= Set exercise =
Repeat every record exactly, but keep images out of the copy.

= Provided entries =
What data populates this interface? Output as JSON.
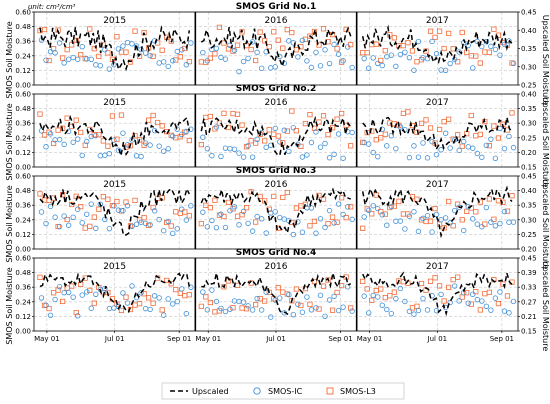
{
  "chart_data": {
    "type": "scatter",
    "unit_label": "unit: cm³/cm³",
    "ylabel_left": "SMOS Soil Moisture",
    "ylabel_right": "Upscaled Soil Moisture",
    "x_tick_labels": [
      "May 01",
      "Jul 01",
      "Sep 01"
    ],
    "years": [
      "2015",
      "2016",
      "2017"
    ],
    "legend": [
      {
        "label": "Upscaled",
        "style": "dashed-line",
        "color": "#000000"
      },
      {
        "label": "SMOS-IC",
        "style": "circle",
        "color": "#3f8fd8"
      },
      {
        "label": "SMOS-L3",
        "style": "square",
        "color": "#f26b38"
      }
    ],
    "legend_position": "bottom",
    "grid": true,
    "panels": [
      {
        "title": "SMOS Grid No.1",
        "left_ylim": [
          0.0,
          0.6
        ],
        "left_ticks": [
          "0.00",
          "0.12",
          "0.24",
          "0.36",
          "0.48",
          "0.60"
        ],
        "right_ylim": [
          0.25,
          0.45
        ],
        "right_ticks": [
          "0.25",
          "0.30",
          "0.35",
          "0.40",
          "0.45"
        ],
        "upscaled_level": 0.38,
        "upscaled_dip": 0.31,
        "ic_center": 0.24,
        "l3_center": 0.33,
        "years_shown": [
          "2015",
          "2016",
          "2017"
        ]
      },
      {
        "title": "SMOS Grid No.2",
        "left_ylim": [
          0.0,
          0.6
        ],
        "left_ticks": [
          "0.00",
          "0.12",
          "0.24",
          "0.36",
          "0.48",
          "0.60"
        ],
        "right_ylim": [
          0.15,
          0.4
        ],
        "right_ticks": [
          "0.15",
          "0.20",
          "0.25",
          "0.30",
          "0.35",
          "0.40"
        ],
        "upscaled_level": 0.29,
        "upscaled_dip": 0.2,
        "ic_center": 0.2,
        "l3_center": 0.31,
        "years_shown": [
          "2015",
          "2016",
          "2017"
        ]
      },
      {
        "title": "SMOS Grid No.3",
        "left_ylim": [
          0.0,
          0.6
        ],
        "left_ticks": [
          "0.00",
          "0.12",
          "0.24",
          "0.36",
          "0.48",
          "0.60"
        ],
        "right_ylim": [
          0.2,
          0.45
        ],
        "right_ticks": [
          "0.20",
          "0.25",
          "0.30",
          "0.35",
          "0.40",
          "0.45"
        ],
        "upscaled_level": 0.38,
        "upscaled_dip": 0.24,
        "ic_center": 0.24,
        "l3_center": 0.32,
        "years_shown": [
          "2015",
          "2016",
          "2017"
        ]
      },
      {
        "title": "SMOS Grid No.4",
        "left_ylim": [
          0.0,
          0.6
        ],
        "left_ticks": [
          "0.00",
          "0.12",
          "0.24",
          "0.36",
          "0.48",
          "0.60"
        ],
        "right_ylim": [
          0.15,
          0.45
        ],
        "right_ticks": [
          "0.15",
          "0.21",
          "0.27",
          "0.33",
          "0.39",
          "0.45"
        ],
        "upscaled_level": 0.36,
        "upscaled_dip": 0.22,
        "ic_center": 0.24,
        "l3_center": 0.3,
        "years_shown": [
          "2015",
          "2016",
          "2017"
        ]
      }
    ]
  }
}
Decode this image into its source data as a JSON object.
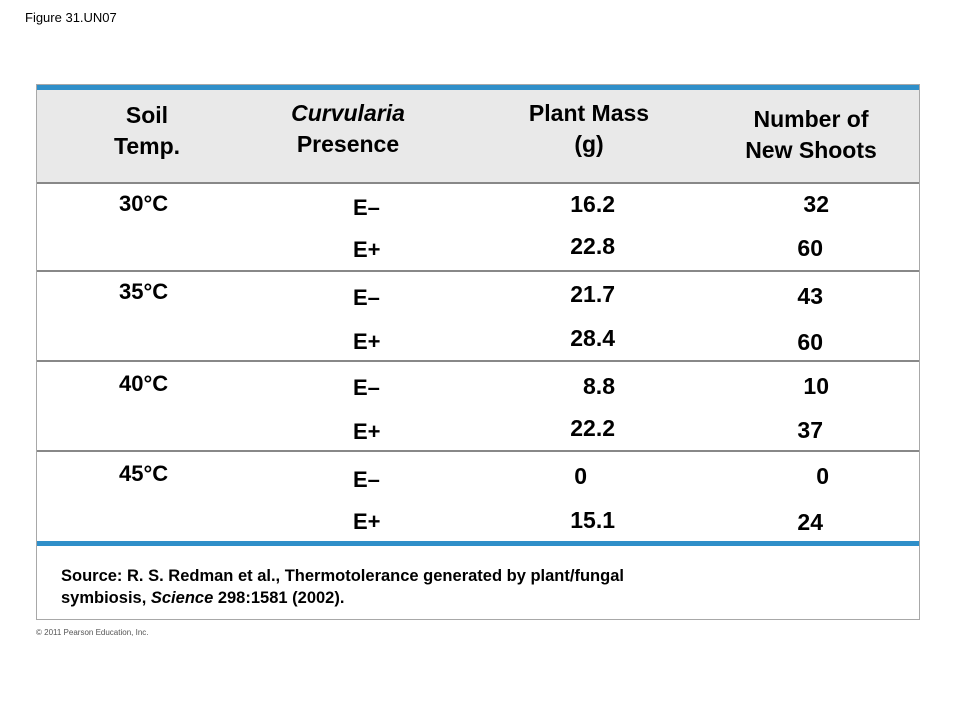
{
  "figure_label": "Figure 31.UN07",
  "table": {
    "headers": {
      "temp": [
        "Soil",
        "Temp."
      ],
      "curvularia": [
        "Curvularia",
        "Presence"
      ],
      "mass": [
        "Plant Mass",
        "(g)"
      ],
      "shoots": [
        "Number of",
        "New Shoots"
      ]
    },
    "groups": [
      {
        "temp": "30°C",
        "rows": [
          {
            "presence": "E–",
            "mass": "16.2",
            "shoots": "32"
          },
          {
            "presence": "E+",
            "mass": "22.8",
            "shoots": "60"
          }
        ]
      },
      {
        "temp": "35°C",
        "rows": [
          {
            "presence": "E–",
            "mass": "21.7",
            "shoots": "43"
          },
          {
            "presence": "E+",
            "mass": "28.4",
            "shoots": "60"
          }
        ]
      },
      {
        "temp": "40°C",
        "rows": [
          {
            "presence": "E–",
            "mass": "8.8",
            "shoots": "10"
          },
          {
            "presence": "E+",
            "mass": "22.2",
            "shoots": "37"
          }
        ]
      },
      {
        "temp": "45°C",
        "rows": [
          {
            "presence": "E–",
            "mass": "0",
            "shoots": "0"
          },
          {
            "presence": "E+",
            "mass": "15.1",
            "shoots": "24"
          }
        ]
      }
    ]
  },
  "source": {
    "prefix": "Source: R. S. Redman et al., Thermotolerance generated by plant/fungal",
    "line2_pre": "symbiosis, ",
    "journal": "Science",
    "line2_post": " 298:1581 (2002)."
  },
  "copyright": "© 2011 Pearson Education, Inc.",
  "colors": {
    "accent_bar": "#2f8fc9",
    "header_bg": "#e9e9e9"
  }
}
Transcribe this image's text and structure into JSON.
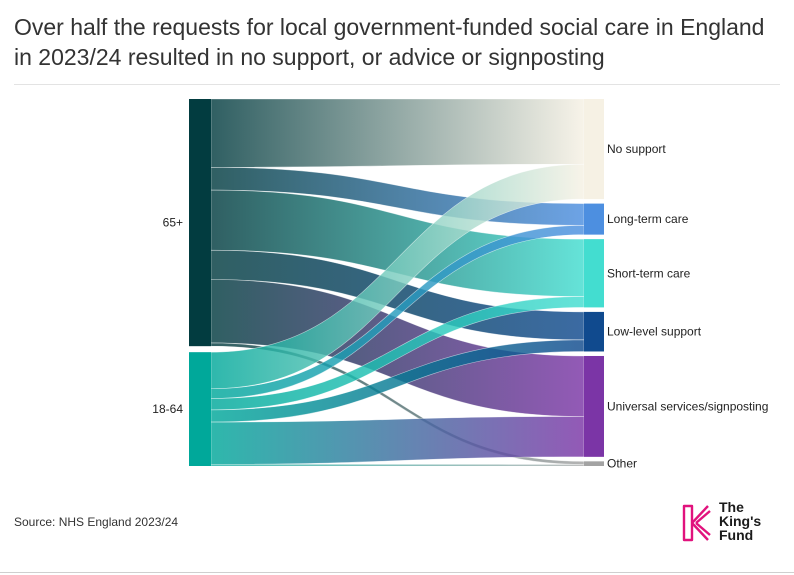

= Complete answer =
What data populates this interface? Output as JSON.
{
  "chart_data": {
    "type": "scatter",
    "unit_label": "unit: cm³/cm³",
    "ylabel_left": "SMOS Soil Moisture",
    "ylabel_right": "Upscaled Soil Moisture",
    "x_tick_labels": [
      "May 01",
      "Jul 01",
      "Sep 01"
    ],
    "years": [
      "2015",
      "2016",
      "2017"
    ],
    "legend": [
      {
        "label": "Upscaled",
        "style": "dashed-line",
        "color": "#000000"
      },
      {
        "label": "SMOS-IC",
        "style": "circle",
        "color": "#3f8fd8"
      },
      {
        "label": "SMOS-L3",
        "style": "square",
        "color": "#f26b38"
      }
    ],
    "legend_position": "bottom",
    "grid": true,
    "panels": [
      {
        "title": "SMOS Grid No.1",
        "left_ylim": [
          0.0,
          0.6
        ],
        "left_ticks": [
          "0.00",
          "0.12",
          "0.24",
          "0.36",
          "0.48",
          "0.60"
        ],
        "right_ylim": [
          0.25,
          0.45
        ],
        "right_ticks": [
          "0.25",
          "0.30",
          "0.35",
          "0.40",
          "0.45"
        ],
        "upscaled_level": 0.38,
        "upscaled_dip": 0.31,
        "ic_center": 0.24,
        "l3_center": 0.33,
        "years_shown": [
          "2015",
          "2016",
          "2017"
        ]
      },
      {
        "title": "SMOS Grid No.2",
        "left_ylim": [
          0.0,
          0.6
        ],
        "left_ticks": [
          "0.00",
          "0.12",
          "0.24",
          "0.36",
          "0.48",
          "0.60"
        ],
        "right_ylim": [
          0.15,
          0.4
        ],
        "right_ticks": [
          "0.15",
          "0.20",
          "0.25",
          "0.30",
          "0.35",
          "0.40"
        ],
        "upscaled_level": 0.29,
        "upscaled_dip": 0.2,
        "ic_center": 0.2,
        "l3_center": 0.31,
        "years_shown": [
          "2015",
          "2016",
          "2017"
        ]
      },
      {
        "title": "SMOS Grid No.3",
        "left_ylim": [
          0.0,
          0.6
        ],
        "left_ticks": [
          "0.00",
          "0.12",
          "0.24",
          "0.36",
          "0.48",
          "0.60"
        ],
        "right_ylim": [
          0.2,
          0.45
        ],
        "right_ticks": [
          "0.20",
          "0.25",
          "0.30",
          "0.35",
          "0.40",
          "0.45"
        ],
        "upscaled_level": 0.38,
        "upscaled_dip": 0.24,
        "ic_center": 0.24,
        "l3_center": 0.32,
        "years_shown": [
          "2015",
          "2016",
          "2017"
        ]
      },
      {
        "title": "SMOS Grid No.4",
        "left_ylim": [
          0.0,
          0.6
        ],
        "left_ticks": [
          "0.00",
          "0.12",
          "0.24",
          "0.36",
          "0.48",
          "0.60"
        ],
        "right_ylim": [
          0.15,
          0.45
        ],
        "right_ticks": [
          "0.15",
          "0.21",
          "0.27",
          "0.33",
          "0.39",
          "0.45"
        ],
        "upscaled_level": 0.36,
        "upscaled_dip": 0.22,
        "ic_center": 0.24,
        "l3_center": 0.3,
        "years_shown": [
          "2015",
          "2016",
          "2017"
        ]
      }
    ]
  }
}
Decode this image into its source data as a JSON object.
{
  "figure_label": "Figure 31.UN07",
  "table": {
    "headers": {
      "temp": [
        "Soil",
        "Temp."
      ],
      "curvularia": [
        "Curvularia",
        "Presence"
      ],
      "mass": [
        "Plant Mass",
        "(g)"
      ],
      "shoots": [
        "Number of",
        "New Shoots"
      ]
    },
    "groups": [
      {
        "temp": "30°C",
        "rows": [
          {
            "presence": "E–",
            "mass": "16.2",
            "shoots": "32"
          },
          {
            "presence": "E+",
            "mass": "22.8",
            "shoots": "60"
          }
        ]
      },
      {
        "temp": "35°C",
        "rows": [
          {
            "presence": "E–",
            "mass": "21.7",
            "shoots": "43"
          },
          {
            "presence": "E+",
            "mass": "28.4",
            "shoots": "60"
          }
        ]
      },
      {
        "temp": "40°C",
        "rows": [
          {
            "presence": "E–",
            "mass": "8.8",
            "shoots": "10"
          },
          {
            "presence": "E+",
            "mass": "22.2",
            "shoots": "37"
          }
        ]
      },
      {
        "temp": "45°C",
        "rows": [
          {
            "presence": "E–",
            "mass": "0",
            "shoots": "0"
          },
          {
            "presence": "E+",
            "mass": "15.1",
            "shoots": "24"
          }
        ]
      }
    ]
  },
  "source": {
    "prefix": "Source: R. S. Redman et al., Thermotolerance generated by plant/fungal",
    "line2_pre": "symbiosis, ",
    "journal": "Science",
    "line2_post": " 298:1581 (2002)."
  },
  "copyright": "© 2011 Pearson Education, Inc.",
  "colors": {
    "accent_bar": "#2f8fc9",
    "header_bg": "#e9e9e9"
  }
}
Transcribe this image's text and structure into JSON.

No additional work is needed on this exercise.